== EXERCISE INPUT

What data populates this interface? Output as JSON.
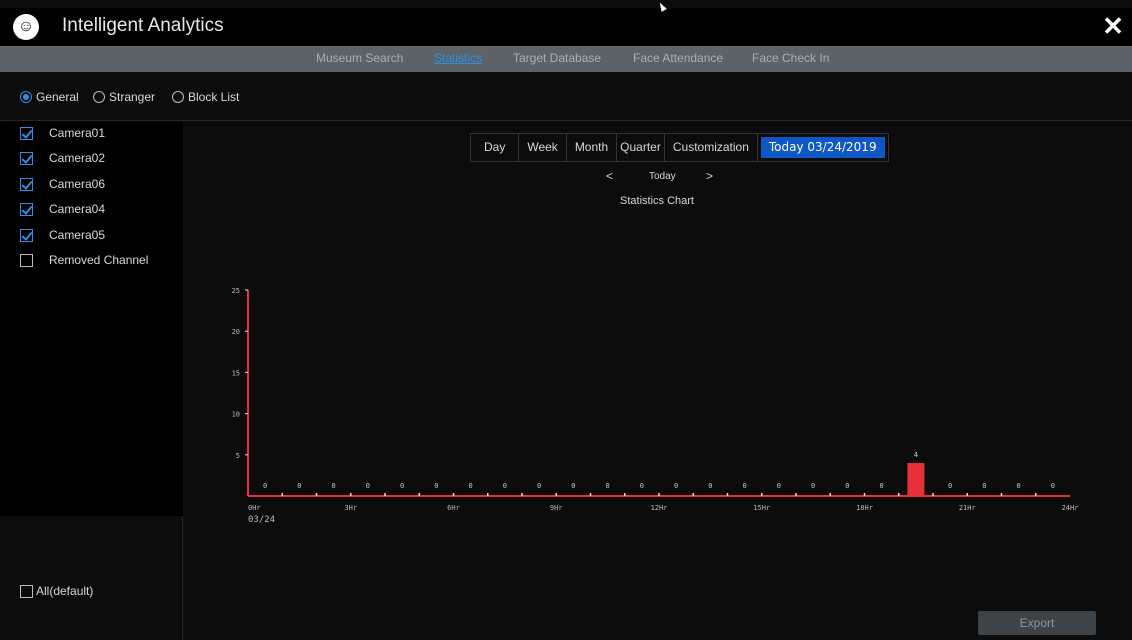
{
  "app": {
    "title": "Intelligent Analytics",
    "logo_icon": "face-logo-icon",
    "close_icon": "close-icon"
  },
  "tabs": [
    {
      "label": "Museum Search",
      "active": false
    },
    {
      "label": "Statistics",
      "active": true
    },
    {
      "label": "Target Database",
      "active": false
    },
    {
      "label": "Face Attendance",
      "active": false
    },
    {
      "label": "Face Check In",
      "active": false
    }
  ],
  "filter_types": [
    {
      "label": "General",
      "checked": true
    },
    {
      "label": "Stranger",
      "checked": false
    },
    {
      "label": "Block List",
      "checked": false
    }
  ],
  "cameras": [
    {
      "label": "Camera01",
      "checked": true
    },
    {
      "label": "Camera02",
      "checked": true
    },
    {
      "label": "Camera06",
      "checked": true
    },
    {
      "label": "Camera04",
      "checked": true
    },
    {
      "label": "Camera05",
      "checked": true
    },
    {
      "label": "Removed Channel",
      "checked": false
    }
  ],
  "all_default": {
    "label": "All(default)",
    "checked": false
  },
  "periods": [
    {
      "label": "Day",
      "active": false
    },
    {
      "label": "Week",
      "active": false
    },
    {
      "label": "Month",
      "active": false
    },
    {
      "label": "Quarter",
      "active": false
    },
    {
      "label": "Customization",
      "active": false
    },
    {
      "label": "Today 03/24/2019",
      "active": true
    }
  ],
  "nav": {
    "prev": "<",
    "label": "Today",
    "next": ">"
  },
  "export_label": "Export",
  "colors": {
    "accent": "#2f8ee6",
    "active_period": "#0d57c6",
    "bar": "#e8303a",
    "axis": "#e8303a"
  },
  "chart_data": {
    "type": "bar",
    "title": "Statistics Chart",
    "date_label": "03/24",
    "x_tick_labels": [
      "0Hr",
      "3Hr",
      "6Hr",
      "9Hr",
      "12Hr",
      "15Hr",
      "18Hr",
      "21Hr",
      "24Hr"
    ],
    "y_ticks": [
      5,
      10,
      15,
      20,
      25
    ],
    "ylim": [
      0,
      25
    ],
    "hours": [
      0,
      1,
      2,
      3,
      4,
      5,
      6,
      7,
      8,
      9,
      10,
      11,
      12,
      13,
      14,
      15,
      16,
      17,
      18,
      19,
      20,
      21,
      22,
      23
    ],
    "values": [
      0,
      0,
      0,
      0,
      0,
      0,
      0,
      0,
      0,
      0,
      0,
      0,
      0,
      0,
      0,
      0,
      0,
      0,
      0,
      4,
      0,
      0,
      0,
      0
    ]
  }
}
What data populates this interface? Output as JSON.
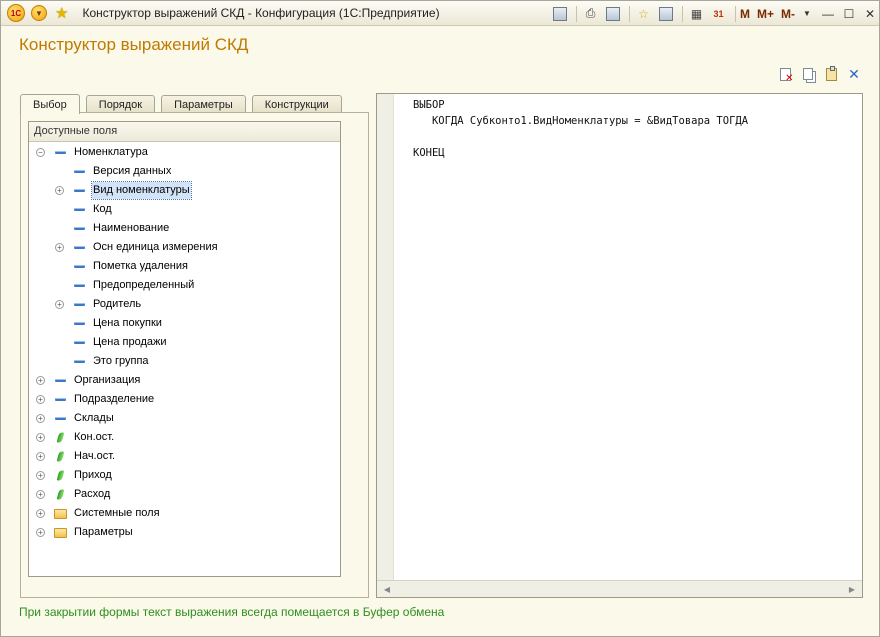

====

# WORK TO BE COMPLETED
Respond with the number of lines containing "icon" and no additional words.

# REPLY
2